Your instructions:
Return all the data, word for word.

+ + + + +

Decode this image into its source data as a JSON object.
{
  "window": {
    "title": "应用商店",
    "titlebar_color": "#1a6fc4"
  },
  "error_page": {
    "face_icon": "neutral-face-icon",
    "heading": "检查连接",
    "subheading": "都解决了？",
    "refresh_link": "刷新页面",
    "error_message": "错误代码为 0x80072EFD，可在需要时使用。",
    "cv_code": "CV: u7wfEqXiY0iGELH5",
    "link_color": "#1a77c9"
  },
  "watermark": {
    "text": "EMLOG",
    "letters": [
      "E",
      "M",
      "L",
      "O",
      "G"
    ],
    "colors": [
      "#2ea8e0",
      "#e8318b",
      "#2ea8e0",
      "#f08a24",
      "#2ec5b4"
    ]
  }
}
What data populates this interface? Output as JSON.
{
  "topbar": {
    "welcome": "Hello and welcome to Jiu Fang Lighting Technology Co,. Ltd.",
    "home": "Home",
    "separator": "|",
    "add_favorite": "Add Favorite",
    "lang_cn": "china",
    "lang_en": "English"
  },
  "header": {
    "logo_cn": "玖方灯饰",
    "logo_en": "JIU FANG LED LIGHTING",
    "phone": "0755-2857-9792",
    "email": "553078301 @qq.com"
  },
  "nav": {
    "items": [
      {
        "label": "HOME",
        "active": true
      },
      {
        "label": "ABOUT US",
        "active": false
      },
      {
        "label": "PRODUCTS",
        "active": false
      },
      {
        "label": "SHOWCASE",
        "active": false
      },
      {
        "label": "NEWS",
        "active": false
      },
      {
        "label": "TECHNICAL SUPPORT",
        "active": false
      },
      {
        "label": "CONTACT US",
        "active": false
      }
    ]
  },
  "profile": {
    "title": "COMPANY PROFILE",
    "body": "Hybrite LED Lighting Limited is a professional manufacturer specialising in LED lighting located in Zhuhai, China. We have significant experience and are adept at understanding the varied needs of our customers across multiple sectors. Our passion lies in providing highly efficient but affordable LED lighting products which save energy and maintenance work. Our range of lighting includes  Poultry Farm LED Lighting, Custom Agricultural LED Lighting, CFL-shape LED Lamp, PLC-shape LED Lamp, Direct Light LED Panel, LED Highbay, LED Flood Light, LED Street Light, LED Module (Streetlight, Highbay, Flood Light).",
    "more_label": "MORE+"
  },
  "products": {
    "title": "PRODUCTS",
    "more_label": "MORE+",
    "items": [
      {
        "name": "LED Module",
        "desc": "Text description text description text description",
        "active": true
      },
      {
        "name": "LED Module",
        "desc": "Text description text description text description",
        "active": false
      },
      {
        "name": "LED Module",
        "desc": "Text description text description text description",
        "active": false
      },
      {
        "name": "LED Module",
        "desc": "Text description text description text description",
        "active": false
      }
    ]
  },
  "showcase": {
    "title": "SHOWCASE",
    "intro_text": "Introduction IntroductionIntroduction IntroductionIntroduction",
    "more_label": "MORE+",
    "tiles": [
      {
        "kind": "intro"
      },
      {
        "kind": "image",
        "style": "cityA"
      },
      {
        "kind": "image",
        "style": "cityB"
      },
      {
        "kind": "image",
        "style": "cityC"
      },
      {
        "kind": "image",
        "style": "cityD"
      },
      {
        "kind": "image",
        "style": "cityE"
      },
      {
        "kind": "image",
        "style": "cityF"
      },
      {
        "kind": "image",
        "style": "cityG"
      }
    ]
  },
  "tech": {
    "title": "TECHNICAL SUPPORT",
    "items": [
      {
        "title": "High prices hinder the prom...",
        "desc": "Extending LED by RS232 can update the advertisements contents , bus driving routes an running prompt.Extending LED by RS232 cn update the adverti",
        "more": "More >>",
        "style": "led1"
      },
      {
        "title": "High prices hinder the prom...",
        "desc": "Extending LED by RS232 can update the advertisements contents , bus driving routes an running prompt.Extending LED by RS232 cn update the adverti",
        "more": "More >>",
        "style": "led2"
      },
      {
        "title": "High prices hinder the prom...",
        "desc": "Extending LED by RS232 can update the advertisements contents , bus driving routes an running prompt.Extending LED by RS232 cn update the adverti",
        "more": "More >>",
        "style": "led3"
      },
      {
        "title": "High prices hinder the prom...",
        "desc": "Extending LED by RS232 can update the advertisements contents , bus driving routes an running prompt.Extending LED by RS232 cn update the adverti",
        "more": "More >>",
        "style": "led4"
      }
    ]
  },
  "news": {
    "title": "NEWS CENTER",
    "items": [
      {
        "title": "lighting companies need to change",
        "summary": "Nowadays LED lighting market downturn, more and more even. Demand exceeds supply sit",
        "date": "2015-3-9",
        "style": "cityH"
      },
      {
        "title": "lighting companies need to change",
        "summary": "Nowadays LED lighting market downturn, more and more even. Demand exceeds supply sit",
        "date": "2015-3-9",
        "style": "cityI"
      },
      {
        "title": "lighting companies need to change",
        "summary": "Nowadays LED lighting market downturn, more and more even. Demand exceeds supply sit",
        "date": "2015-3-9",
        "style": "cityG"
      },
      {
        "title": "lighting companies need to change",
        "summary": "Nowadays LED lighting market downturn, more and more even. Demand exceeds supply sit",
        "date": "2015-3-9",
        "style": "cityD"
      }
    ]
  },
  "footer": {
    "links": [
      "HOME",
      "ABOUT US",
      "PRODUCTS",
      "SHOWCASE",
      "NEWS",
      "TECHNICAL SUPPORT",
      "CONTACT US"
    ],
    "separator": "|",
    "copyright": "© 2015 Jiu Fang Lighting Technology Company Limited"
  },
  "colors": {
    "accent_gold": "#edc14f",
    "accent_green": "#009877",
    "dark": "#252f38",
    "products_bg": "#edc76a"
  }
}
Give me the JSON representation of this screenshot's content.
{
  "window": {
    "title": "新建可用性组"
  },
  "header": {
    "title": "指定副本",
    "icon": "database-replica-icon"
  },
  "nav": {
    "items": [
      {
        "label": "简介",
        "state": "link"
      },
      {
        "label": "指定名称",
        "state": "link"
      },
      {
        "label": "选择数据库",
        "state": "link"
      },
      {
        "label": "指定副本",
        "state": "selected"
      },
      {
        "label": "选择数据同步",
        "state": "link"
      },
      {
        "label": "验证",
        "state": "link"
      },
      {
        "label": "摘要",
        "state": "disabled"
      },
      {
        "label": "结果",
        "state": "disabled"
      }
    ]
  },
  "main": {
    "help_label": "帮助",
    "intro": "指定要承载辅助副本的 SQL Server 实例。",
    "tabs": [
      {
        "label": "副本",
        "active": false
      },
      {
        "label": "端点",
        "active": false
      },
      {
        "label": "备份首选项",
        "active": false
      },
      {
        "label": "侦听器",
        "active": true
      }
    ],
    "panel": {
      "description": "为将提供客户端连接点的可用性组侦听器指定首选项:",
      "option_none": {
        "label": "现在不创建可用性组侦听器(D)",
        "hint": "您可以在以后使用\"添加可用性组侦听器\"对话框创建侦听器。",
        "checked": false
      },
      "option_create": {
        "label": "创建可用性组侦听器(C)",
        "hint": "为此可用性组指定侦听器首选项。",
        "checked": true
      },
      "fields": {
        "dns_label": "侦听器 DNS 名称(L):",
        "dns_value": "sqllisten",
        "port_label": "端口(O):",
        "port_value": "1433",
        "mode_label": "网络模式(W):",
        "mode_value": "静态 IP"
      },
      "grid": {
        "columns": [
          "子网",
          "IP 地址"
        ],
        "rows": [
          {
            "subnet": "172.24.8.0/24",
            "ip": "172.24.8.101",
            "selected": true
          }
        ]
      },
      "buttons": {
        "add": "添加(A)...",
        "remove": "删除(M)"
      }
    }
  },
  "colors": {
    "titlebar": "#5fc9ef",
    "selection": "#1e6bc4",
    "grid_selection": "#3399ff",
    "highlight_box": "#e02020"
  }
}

+ + + + +

Response to the exercise:
Decode this image into its source data as a JSON object.
{
  "window": {
    "title": "应用商店",
    "titlebar_color": "#1a6fc4"
  },
  "error_page": {
    "face_icon": "neutral-face-icon",
    "heading": "检查连接",
    "subheading": "都解决了？",
    "refresh_link": "刷新页面",
    "error_message": "错误代码为 0x80072EFD，可在需要时使用。",
    "cv_code": "CV: u7wfEqXiY0iGELH5",
    "link_color": "#1a77c9"
  },
  "watermark": {
    "text": "EMLOG",
    "letters": [
      "E",
      "M",
      "L",
      "O",
      "G"
    ],
    "colors": [
      "#2ea8e0",
      "#e8318b",
      "#2ea8e0",
      "#f08a24",
      "#2ec5b4"
    ]
  }
}
What data populates this interface? Output as JSON.
{
  "topbar": {
    "welcome": "Hello and welcome to Jiu Fang Lighting Technology Co,. Ltd.",
    "home": "Home",
    "separator": "|",
    "add_favorite": "Add Favorite",
    "lang_cn": "china",
    "lang_en": "English"
  },
  "header": {
    "logo_cn": "玖方灯饰",
    "logo_en": "JIU FANG LED LIGHTING",
    "phone": "0755-2857-9792",
    "email": "553078301 @qq.com"
  },
  "nav": {
    "items": [
      {
        "label": "HOME",
        "active": true
      },
      {
        "label": "ABOUT US",
        "active": false
      },
      {
        "label": "PRODUCTS",
        "active": false
      },
      {
        "label": "SHOWCASE",
        "active": false
      },
      {
        "label": "NEWS",
        "active": false
      },
      {
        "label": "TECHNICAL SUPPORT",
        "active": false
      },
      {
        "label": "CONTACT US",
        "active": false
      }
    ]
  },
  "profile": {
    "title": "COMPANY PROFILE",
    "body": "Hybrite LED Lighting Limited is a professional manufacturer specialising in LED lighting located in Zhuhai, China. We have significant experience and are adept at understanding the varied needs of our customers across multiple sectors. Our passion lies in providing highly efficient but affordable LED lighting products which save energy and maintenance work. Our range of lighting includes  Poultry Farm LED Lighting, Custom Agricultural LED Lighting, CFL-shape LED Lamp, PLC-shape LED Lamp, Direct Light LED Panel, LED Highbay, LED Flood Light, LED Street Light, LED Module (Streetlight, Highbay, Flood Light).",
    "more_label": "MORE+"
  },
  "products": {
    "title": "PRODUCTS",
    "more_label": "MORE+",
    "items": [
      {
        "name": "LED Module",
        "desc": "Text description text description text description",
        "active": true
      },
      {
        "name": "LED Module",
        "desc": "Text description text description text description",
        "active": false
      },
      {
        "name": "LED Module",
        "desc": "Text description text description text description",
        "active": false
      },
      {
        "name": "LED Module",
        "desc": "Text description text description text description",
        "active": false
      }
    ]
  },
  "showcase": {
    "title": "SHOWCASE",
    "intro_text": "Introduction IntroductionIntroduction IntroductionIntroduction",
    "more_label": "MORE+",
    "tiles": [
      {
        "kind": "intro"
      },
      {
        "kind": "image",
        "style": "cityA"
      },
      {
        "kind": "image",
        "style": "cityB"
      },
      {
        "kind": "image",
        "style": "cityC"
      },
      {
        "kind": "image",
        "style": "cityD"
      },
      {
        "kind": "image",
        "style": "cityE"
      },
      {
        "kind": "image",
        "style": "cityF"
      },
      {
        "kind": "image",
        "style": "cityG"
      }
    ]
  },
  "tech": {
    "title": "TECHNICAL SUPPORT",
    "items": [
      {
        "title": "High prices hinder the prom...",
        "desc": "Extending LED by RS232 can update the advertisements contents , bus driving routes an running prompt.Extending LED by RS232 cn update the adverti",
        "more": "More >>",
        "style": "led1"
      },
      {
        "title": "High prices hinder the prom...",
        "desc": "Extending LED by RS232 can update the advertisements contents , bus driving routes an running prompt.Extending LED by RS232 cn update the adverti",
        "more": "More >>",
        "style": "led2"
      },
      {
        "title": "High prices hinder the prom...",
        "desc": "Extending LED by RS232 can update the advertisements contents , bus driving routes an running prompt.Extending LED by RS232 cn update the adverti",
        "more": "More >>",
        "style": "led3"
      },
      {
        "title": "High prices hinder the prom...",
        "desc": "Extending LED by RS232 can update the advertisements contents , bus driving routes an running prompt.Extending LED by RS232 cn update the adverti",
        "more": "More >>",
        "style": "led4"
      }
    ]
  },
  "news": {
    "title": "NEWS CENTER",
    "items": [
      {
        "title": "lighting companies need to change",
        "summary": "Nowadays LED lighting market downturn, more and more even. Demand exceeds supply sit",
        "date": "2015-3-9",
        "style": "cityH"
      },
      {
        "title": "lighting companies need to change",
        "summary": "Nowadays LED lighting market downturn, more and more even. Demand exceeds supply sit",
        "date": "2015-3-9",
        "style": "cityI"
      },
      {
        "title": "lighting companies need to change",
        "summary": "Nowadays LED lighting market downturn, more and more even. Demand exceeds supply sit",
        "date": "2015-3-9",
        "style": "cityG"
      },
      {
        "title": "lighting companies need to change",
        "summary": "Nowadays LED lighting market downturn, more and more even. Demand exceeds supply sit",
        "date": "2015-3-9",
        "style": "cityD"
      }
    ]
  },
  "footer": {
    "links": [
      "HOME",
      "ABOUT US",
      "PRODUCTS",
      "SHOWCASE",
      "NEWS",
      "TECHNICAL SUPPORT",
      "CONTACT US"
    ],
    "separator": "|",
    "copyright": "© 2015 Jiu Fang Lighting Technology Company Limited"
  },
  "colors": {
    "accent_gold": "#edc14f",
    "accent_green": "#009877",
    "dark": "#252f38",
    "products_bg": "#edc76a"
  }
}
Give me the JSON representation of this screenshot's content.
{
  "window": {
    "title": "新建可用性组"
  },
  "header": {
    "title": "指定副本",
    "icon": "database-replica-icon"
  },
  "nav": {
    "items": [
      {
        "label": "简介",
        "state": "link"
      },
      {
        "label": "指定名称",
        "state": "link"
      },
      {
        "label": "选择数据库",
        "state": "link"
      },
      {
        "label": "指定副本",
        "state": "selected"
      },
      {
        "label": "选择数据同步",
        "state": "link"
      },
      {
        "label": "验证",
        "state": "link"
      },
      {
        "label": "摘要",
        "state": "disabled"
      },
      {
        "label": "结果",
        "state": "disabled"
      }
    ]
  },
  "main": {
    "help_label": "帮助",
    "intro": "指定要承载辅助副本的 SQL Server 实例。",
    "tabs": [
      {
        "label": "副本",
        "active": false
      },
      {
        "label": "端点",
        "active": false
      },
      {
        "label": "备份首选项",
        "active": false
      },
      {
        "label": "侦听器",
        "active": true
      }
    ],
    "panel": {
      "description": "为将提供客户端连接点的可用性组侦听器指定首选项:",
      "option_none": {
        "label": "现在不创建可用性组侦听器(D)",
        "hint": "您可以在以后使用\"添加可用性组侦听器\"对话框创建侦听器。",
        "checked": false
      },
      "option_create": {
        "label": "创建可用性组侦听器(C)",
        "hint": "为此可用性组指定侦听器首选项。",
        "checked": true
      },
      "fields": {
        "dns_label": "侦听器 DNS 名称(L):",
        "dns_value": "sqllisten",
        "port_label": "端口(O):",
        "port_value": "1433",
        "mode_label": "网络模式(W):",
        "mode_value": "静态 IP"
      },
      "grid": {
        "columns": [
          "子网",
          "IP 地址"
        ],
        "rows": [
          {
            "subnet": "172.24.8.0/24",
            "ip": "172.24.8.101",
            "selected": true
          }
        ]
      },
      "buttons": {
        "add": "添加(A)...",
        "remove": "删除(M)"
      }
    }
  },
  "colors": {
    "titlebar": "#5fc9ef",
    "selection": "#1e6bc4",
    "grid_selection": "#3399ff",
    "highlight_box": "#e02020"
  }
}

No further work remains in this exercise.